[What to do]
State the number of lines in these records holding "國語作業簿DJ大賽". Say nothing more.

[Records shown]
====

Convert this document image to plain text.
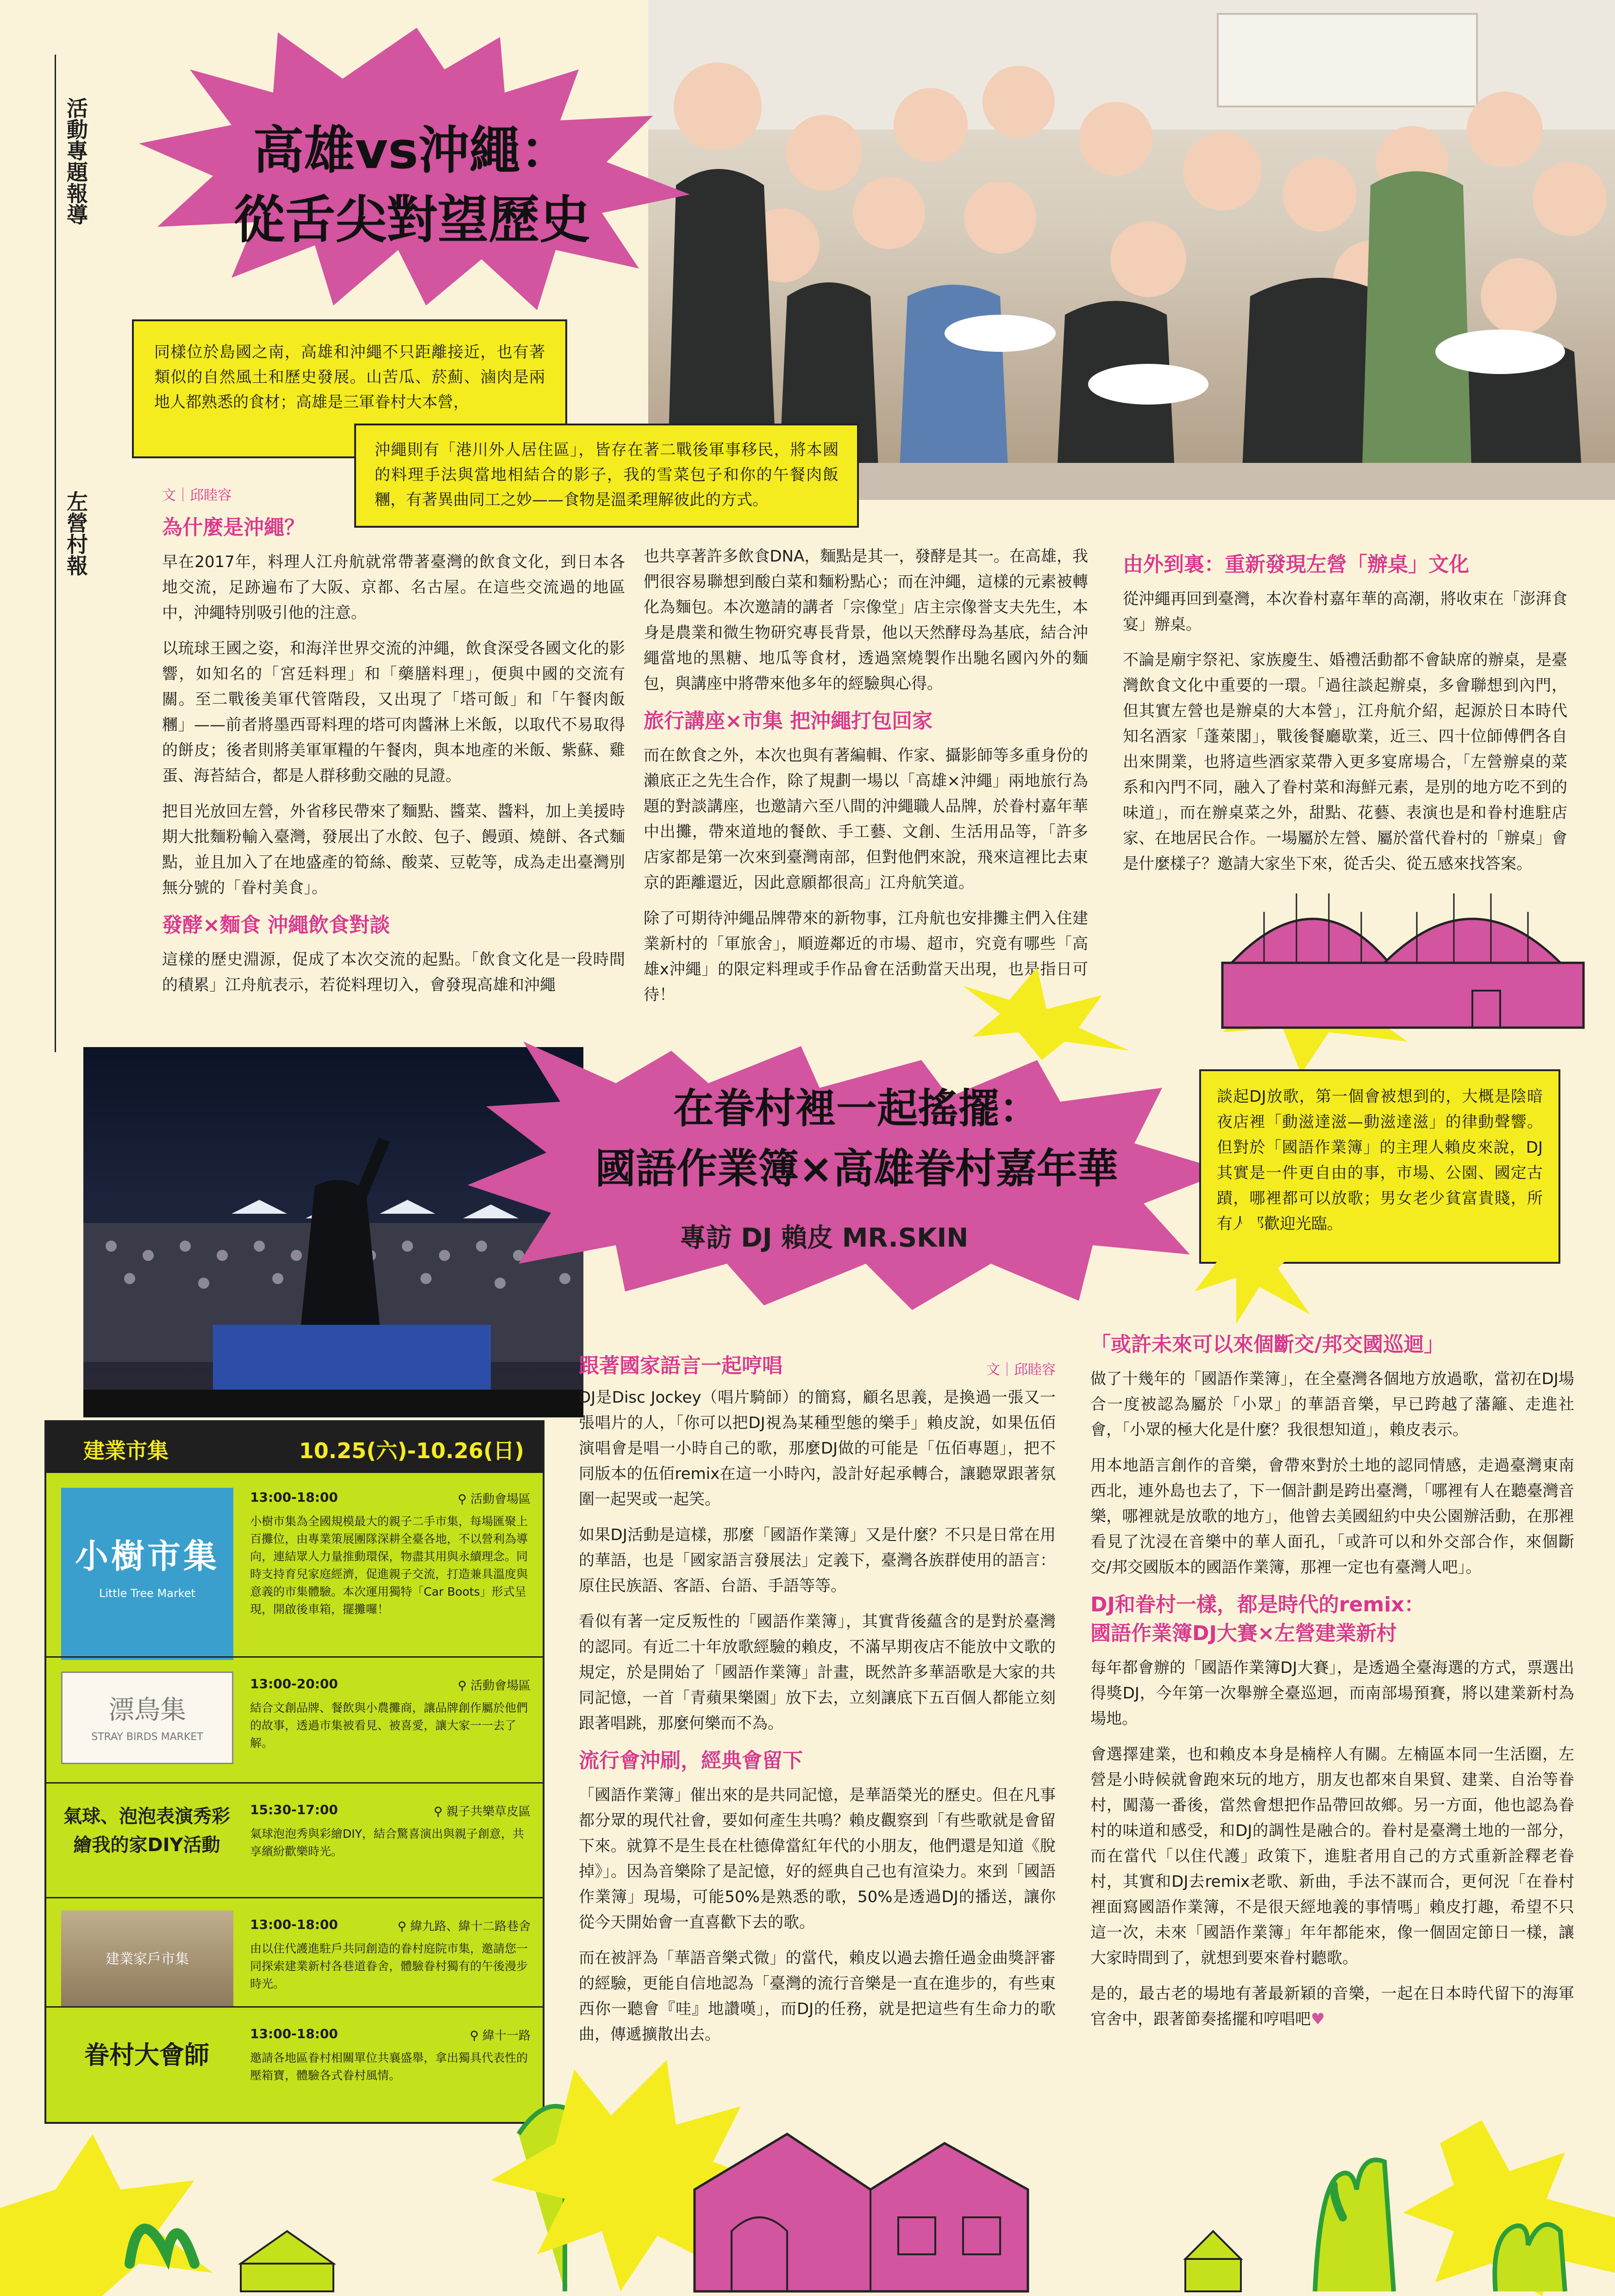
活動專題報導
左營村報
高雄vs沖繩：
從舌尖對望歷史
同樣位於島國之南，高雄和沖繩不只距離接近，也有著類似的自然風土和歷史發展。山苦瓜、菸薊、滷肉是兩地人都熟悉的食材；高雄是三軍眷村大本營，
沖繩則有「港川外人居住區」，皆存在著二戰後軍事移民，將本國的料理手法與當地相結合的影子，我的雪菜包子和你的午餐肉飯糰，有著異曲同工之妙——食物是溫柔理解彼此的方式。
文｜邱睦容
為什麼是沖繩？

早在2017年，料理人江舟航就常帶著臺灣的飲食文化，到日本各地交流，足跡遍布了大阪、京都、名古屋。在這些交流過的地區中，沖繩特別吸引他的注意。

以琉球王國之姿，和海洋世界交流的沖繩，飲食深受各國文化的影響，如知名的「宮廷料理」和「藥膳料理」，便與中國的交流有關。至二戰後美軍代管階段，又出現了「塔可飯」和「午餐肉飯糰」——前者將墨西哥料理的塔可肉醬淋上米飯，以取代不易取得的餅皮；後者則將美軍軍糧的午餐肉，與本地產的米飯、紫蘇、雞蛋、海苔結合，都是人群移動交融的見證。

把目光放回左營，外省移民帶來了麵點、醬菜、醬料，加上美援時期大批麵粉輸入臺灣，發展出了水餃、包子、饅頭、燒餅、各式麵點，並且加入了在地盛產的筍絲、酸菜、豆乾等，成為走出臺灣別無分號的「眷村美食」。

發酵×麵食 沖繩飲食對談

這樣的歷史淵源，促成了本次交流的起點。「飲食文化是一段時間的積累」江舟航表示，若從料理切入，會發現高雄和沖繩

也共享著許多飲食DNA，麵點是其一，發酵是其一。在高雄，我們很容易聯想到酸白菜和麵粉點心；而在沖繩，這樣的元素被轉化為麵包。本次邀請的講者「宗像堂」店主宗像誉支夫先生，本身是農業和微生物研究專長背景，他以天然酵母為基底，結合沖繩當地的黑糖、地瓜等食材，透過窯燒製作出馳名國內外的麵包，與講座中將帶來他多年的經驗與心得。

旅行講座×市集 把沖繩打包回家

而在飲食之外，本次也與有著編輯、作家、攝影師等多重身份的瀨底正之先生合作，除了規劃一場以「高雄×沖繩」兩地旅行為題的對談講座，也邀請六至八間的沖繩職人品牌，於眷村嘉年華中出攤，帶來道地的餐飲、手工藝、文創、生活用品等，「許多店家都是第一次來到臺灣南部，但對他們來說，飛來這裡比去東京的距離還近，因此意願都很高」江舟航笑道。

除了可期待沖繩品牌帶來的新物事，江舟航也安排攤主們入住建業新村的「軍旅舍」，順遊鄰近的市場、超市，究竟有哪些「高雄x沖繩」的限定料理或手作品會在活動當天出現，也是指日可待！

由外到裏：重新發現左營「辦桌」文化

從沖繩再回到臺灣，本次眷村嘉年華的高潮，將收束在「澎湃食宴」辦桌。

不論是廟宇祭祀、家族慶生、婚禮活動都不會缺席的辦桌，是臺灣飲食文化中重要的一環。「過往談起辦桌，多會聯想到內門，但其實左營也是辦桌的大本營」，江舟航介紹，起源於日本時代知名酒家「蓬萊閣」，戰後餐廳歇業，近三、四十位師傅們各自出來開業，也將這些酒家菜帶入更多宴席場合，「左營辦桌的菜系和內門不同，融入了眷村菜和海鮮元素，是別的地方吃不到的味道」，而在辦桌菜之外，甜點、花藝、表演也是和眷村進駐店家、在地居民合作。一場屬於左營、屬於當代眷村的「辦桌」會是什麼樣子？邀請大家坐下來，從舌尖、從五感來找答案。

在眷村裡一起搖擺：
國語作業簿×高雄眷村嘉年華
專訪 DJ 賴皮 MR.SKIN
談起DJ放歌，第一個會被想到的，大概是陰暗夜店裡「動滋達滋—動滋達滋」的律動聲響。但對於「國語作業簿」的主理人賴皮來說，DJ其實是一件更自由的事，市場、公園、國定古蹟，哪裡都可以放歌；男女老少貧富貴賤，所有人都歡迎光臨。
跟著國家語言一起哼唱	文｜邱睦容

DJ是Disc Jockey（唱片騎師）的簡寫，顧名思義，是換過一張又一張唱片的人，「你可以把DJ視為某種型態的樂手」賴皮說，如果伍佰演唱會是唱一小時自己的歌，那麼DJ做的可能是「伍佰專題」，把不同版本的伍佰remix在這一小時內，設計好起承轉合，讓聽眾跟著氛圍一起哭或一起笑。

如果DJ活動是這樣，那麼「國語作業簿」又是什麼？不只是日常在用的華語，也是「國家語言發展法」定義下，臺灣各族群使用的語言：原住民族語、客語、台語、手語等等。

看似有著一定反叛性的「國語作業簿」，其實背後蘊含的是對於臺灣的認同。有近二十年放歌經驗的賴皮，不滿早期夜店不能放中文歌的規定，於是開始了「國語作業簿」計畫，既然許多華語歌是大家的共同記憶，一首「青蘋果樂園」放下去，立刻讓底下五百個人都能立刻跟著唱跳，那麼何樂而不為。

流行會沖刷，經典會留下

「國語作業簿」催出來的是共同記憶，是華語榮光的歷史。但在凡事都分眾的現代社會，要如何產生共鳴？賴皮觀察到「有些歌就是會留下來。就算不是生長在杜德偉當紅年代的小朋友，他們還是知道《脫掉》」。因為音樂除了是記憶，好的經典自己也有渲染力。來到「國語作業簿」現場，可能50%是熟悉的歌，50%是透過DJ的播送，讓你從今天開始會一直喜歡下去的歌。

而在被評為「華語音樂式微」的當代，賴皮以過去擔任過金曲獎評審的經驗，更能自信地認為「臺灣的流行音樂是一直在進步的，有些東西你一聽會『哇』地讚嘆」，而DJ的任務，就是把這些有生命力的歌曲，傳遞擴散出去。

「或許未來可以來個斷交/邦交國巡迴」

做了十幾年的「國語作業簿」，在全臺灣各個地方放過歌，當初在DJ場合一度被認為屬於「小眾」的華語音樂，早已跨越了藩籬、走進社會，「小眾的極大化是什麼？我很想知道」，賴皮表示。

用本地語言創作的音樂，會帶來對於土地的認同情感，走過臺灣東南西北，連外島也去了，下一個計劃是跨出臺灣，「哪裡有人在聽臺灣音樂，哪裡就是放歌的地方」，他曾去美國紐約中央公園辦活動，在那裡看見了沈浸在音樂中的華人面孔，「或許可以和外交部合作，來個斷交/邦交國版本的國語作業簿，那裡一定也有臺灣人吧」。

DJ和眷村一樣，都是時代的remix：
國語作業簿DJ大賽×左營建業新村

每年都會辦的「國語作業簿DJ大賽」，是透過全臺海選的方式，票選出得獎DJ，今年第一次舉辦全臺巡迴，而南部場預賽，將以建業新村為場地。

會選擇建業，也和賴皮本身是楠梓人有關。左楠區本同一生活圈，左營是小時候就會跑來玩的地方，朋友也都來自果貿、建業、自治等眷村，闖蕩一番後，當然會想把作品帶回故鄉。另一方面，他也認為眷村的味道和感受，和DJ的調性是融合的。眷村是臺灣土地的一部分，而在當代「以住代護」政策下，進駐者用自己的方式重新詮釋老眷村，其實和DJ去remix老歌、新曲，手法不謀而合，更何況「在眷村裡面寫國語作業簿，不是很天經地義的事情嗎」賴皮打趣，希望不只這一次，未來「國語作業簿」年年都能來，像一個固定節日一樣，讓大家時間到了，就想到要來眷村聽歌。

是的，最古老的場地有著最新穎的音樂，一起在日本時代留下的海軍官舍中，跟著節奏搖擺和哼唱吧♥

建業市集	10.25(六)-10.26(日)
小樹市集
Little Tree Market
13:00-18:00	⚲ 活動會場區
小樹市集為全國規模最大的親子二手市集，每場匯聚上百攤位，由專業策展團隊深耕全臺各地，不以營利為導向，連結眾人力量推動環保，物盡其用與永續理念。同時支持育兒家庭經濟，促進親子交流，打造兼具溫度與意義的市集體驗。本次運用獨特「Car Boots」形式呈現，開啟後車箱，擺攤囉！
漂鳥集
STRAY BIRDS MARKET
13:00-20:00	⚲ 活動會場區
結合文創品牌、餐飲與小農攤商，讓品牌創作屬於他們的故事，透過市集被看見、被喜愛，讓大家一一去了解。
氣球、泡泡表演秀彩繪我的家DIY活動
15:30-17:00	⚲ 親子共樂草皮區
氣球泡泡秀與彩繪DIY，結合驚喜演出與親子創意，共享繽紛歡樂時光。
建業家戶市集
13:00-18:00	⚲ 緯九路、緯十二路巷舍
由以住代護進駐戶共同創造的眷村庭院市集，邀請您一同探索建業新村各巷道眷舍，體驗眷村獨有的午後漫步時光。
眷村大會師
13:00-18:00	⚲ 緯十一路
邀請各地區眷村相關單位共襄盛舉，拿出獨具代表性的壓箱寶，體驗各式眷村風情。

====

[Result for this task]
2